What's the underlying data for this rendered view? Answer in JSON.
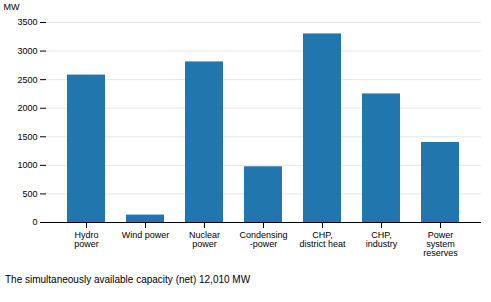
{
  "chart_data": {
    "type": "bar",
    "categories": [
      "Hydro\npower",
      "Wind power",
      "Nuclear\npower",
      "Condensing\n-power",
      "CHP,\ndistrict heat",
      "CHP,\nindustry",
      "Power\nsystem\nreserves"
    ],
    "values": [
      2580,
      130,
      2810,
      975,
      3300,
      2250,
      1400
    ],
    "color": "#2176ae",
    "ylabel": "MW",
    "ylim": [
      0,
      3500
    ],
    "yticks": [
      0,
      500,
      1000,
      1500,
      2000,
      2500,
      3000,
      3500
    ],
    "grid": true,
    "caption": "The  simultaneously  available  capacity (net)  12,010 MW"
  }
}
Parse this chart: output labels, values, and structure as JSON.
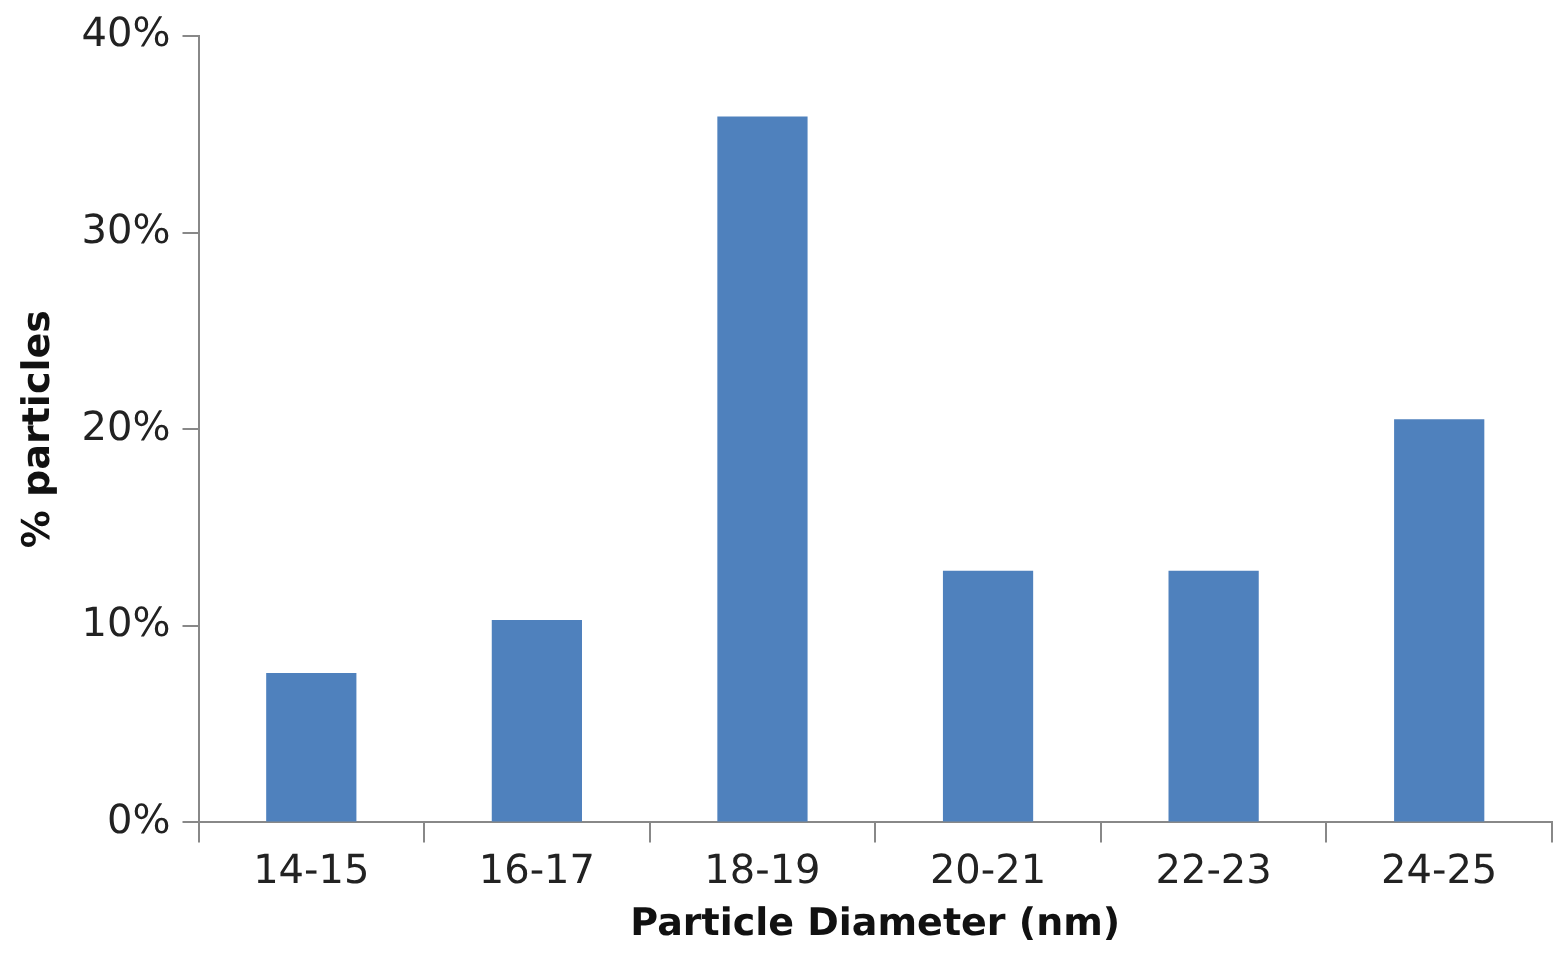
{
  "chart_data": {
    "type": "bar",
    "xlabel": "Particle Diameter (nm)",
    "ylabel": "% particles",
    "categories": [
      "14-15",
      "16-17",
      "18-19",
      "20-21",
      "22-23",
      "24-25"
    ],
    "values": [
      7.6,
      10.3,
      35.9,
      12.8,
      12.8,
      20.5
    ],
    "color": "#4f81bd",
    "ylim": [
      0,
      40
    ],
    "yticks": [
      {
        "value": 0,
        "label": "0%"
      },
      {
        "value": 10,
        "label": "10%"
      },
      {
        "value": 20,
        "label": "20%"
      },
      {
        "value": 30,
        "label": "30%"
      },
      {
        "value": 40,
        "label": "40%"
      }
    ],
    "grid": false,
    "legend": false
  }
}
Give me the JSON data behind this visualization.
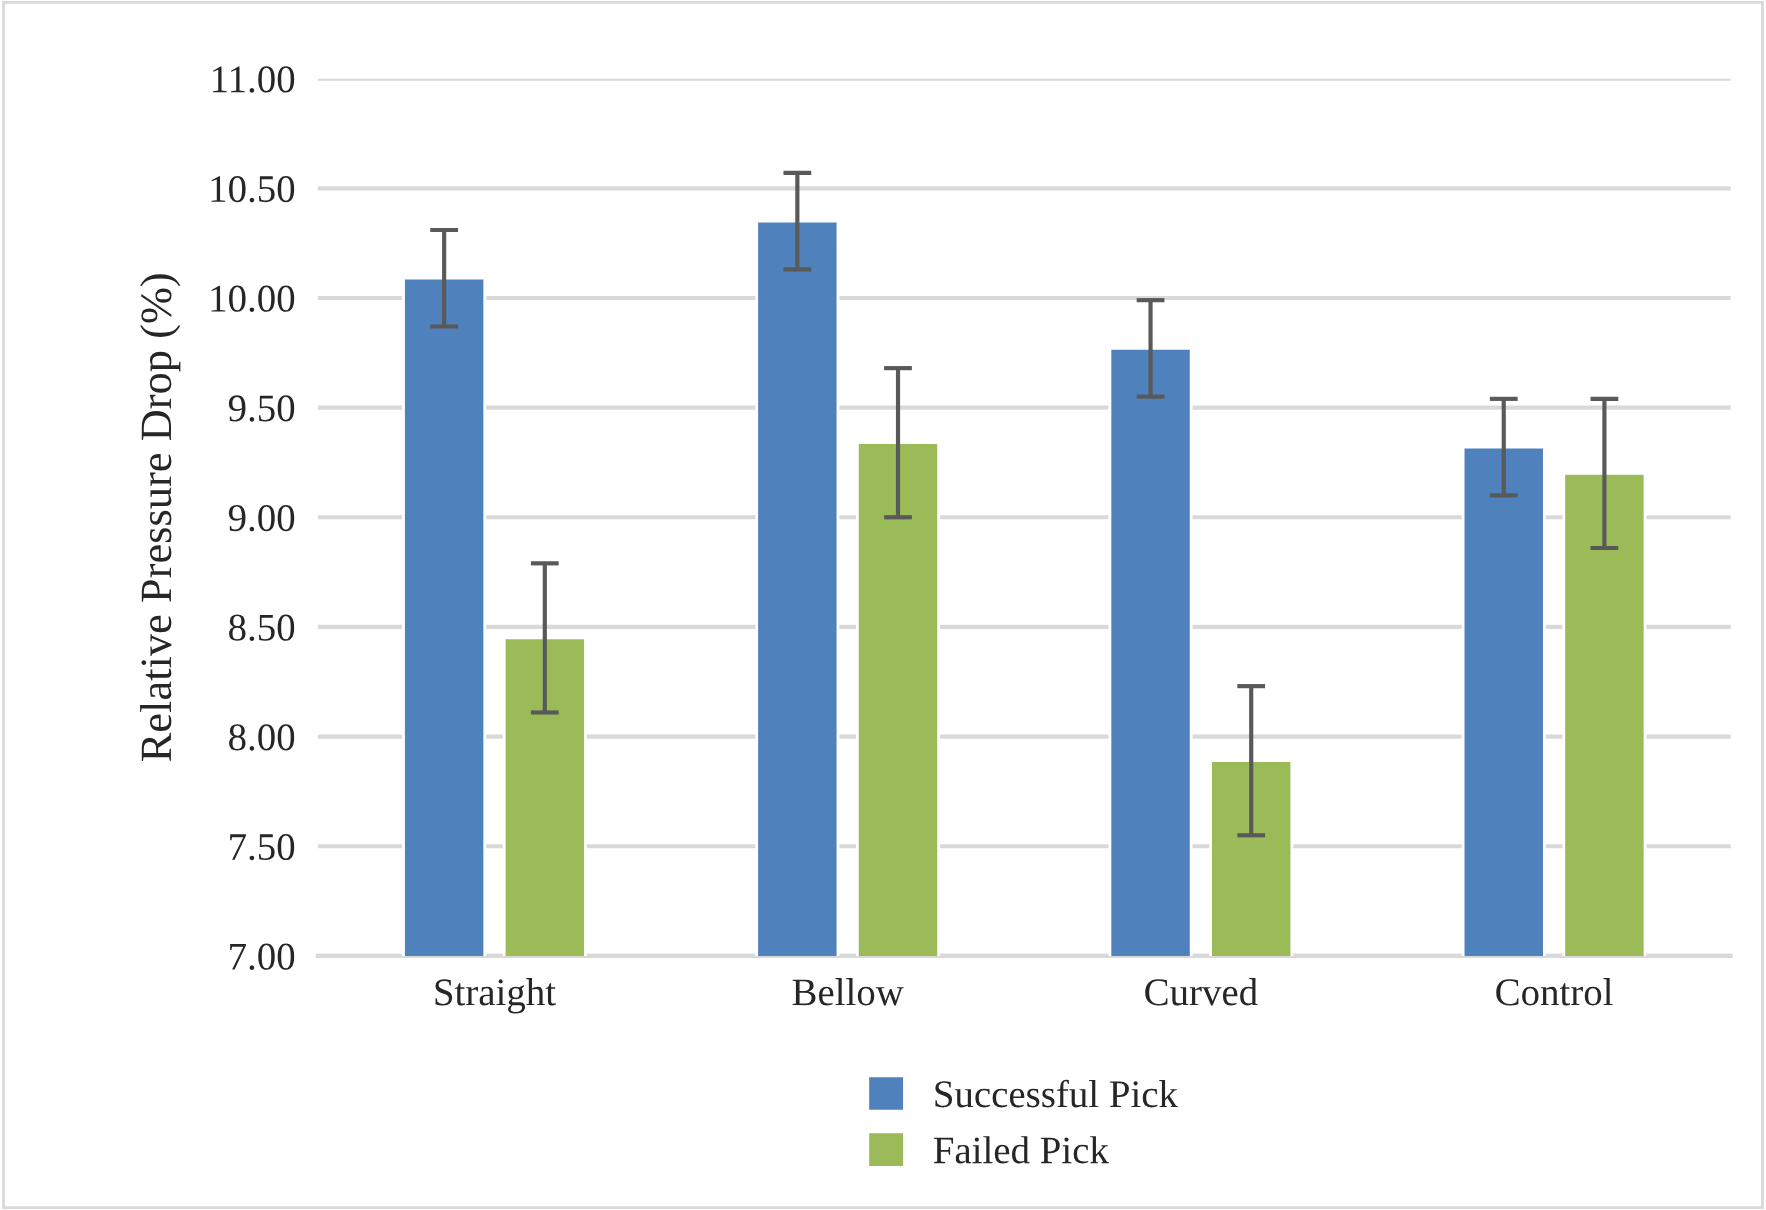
{
  "chart_data": {
    "type": "bar",
    "ylabel": "Relative Pressure Drop (%)",
    "categories": [
      "Straight",
      "Bellow",
      "Curved",
      "Control"
    ],
    "series": [
      {
        "name": "Successful Pick",
        "color": "#4f81bd",
        "values": [
          10.09,
          10.35,
          9.77,
          9.32
        ],
        "errors": [
          0.22,
          0.22,
          0.22,
          0.22
        ]
      },
      {
        "name": "Failed Pick",
        "color": "#9bbb59",
        "values": [
          8.45,
          9.34,
          7.89,
          9.2
        ],
        "errors": [
          0.34,
          0.34,
          0.34,
          0.34
        ]
      }
    ],
    "ylim": [
      7,
      11
    ],
    "yticks": [
      {
        "value": 7,
        "label": "7.00"
      },
      {
        "value": 7.5,
        "label": "7.50"
      },
      {
        "value": 8,
        "label": "8.00"
      },
      {
        "value": 8.5,
        "label": "8.50"
      },
      {
        "value": 9,
        "label": "9.00"
      },
      {
        "value": 9.5,
        "label": "9.50"
      },
      {
        "value": 10,
        "label": "10.00"
      },
      {
        "value": 10.5,
        "label": "10.50"
      },
      {
        "value": 11,
        "label": "11.00"
      }
    ],
    "grid": "y",
    "legend": "bottom"
  }
}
········
▶ **Problem description**
Find each line holding the word "this" and copy it.

▶ **Task response**
What's the underlying data for this rendered view? Answer in JSON.
Parse this chart: output labels, values, and structure as JSON.
Give me the JSON data behind this visualization.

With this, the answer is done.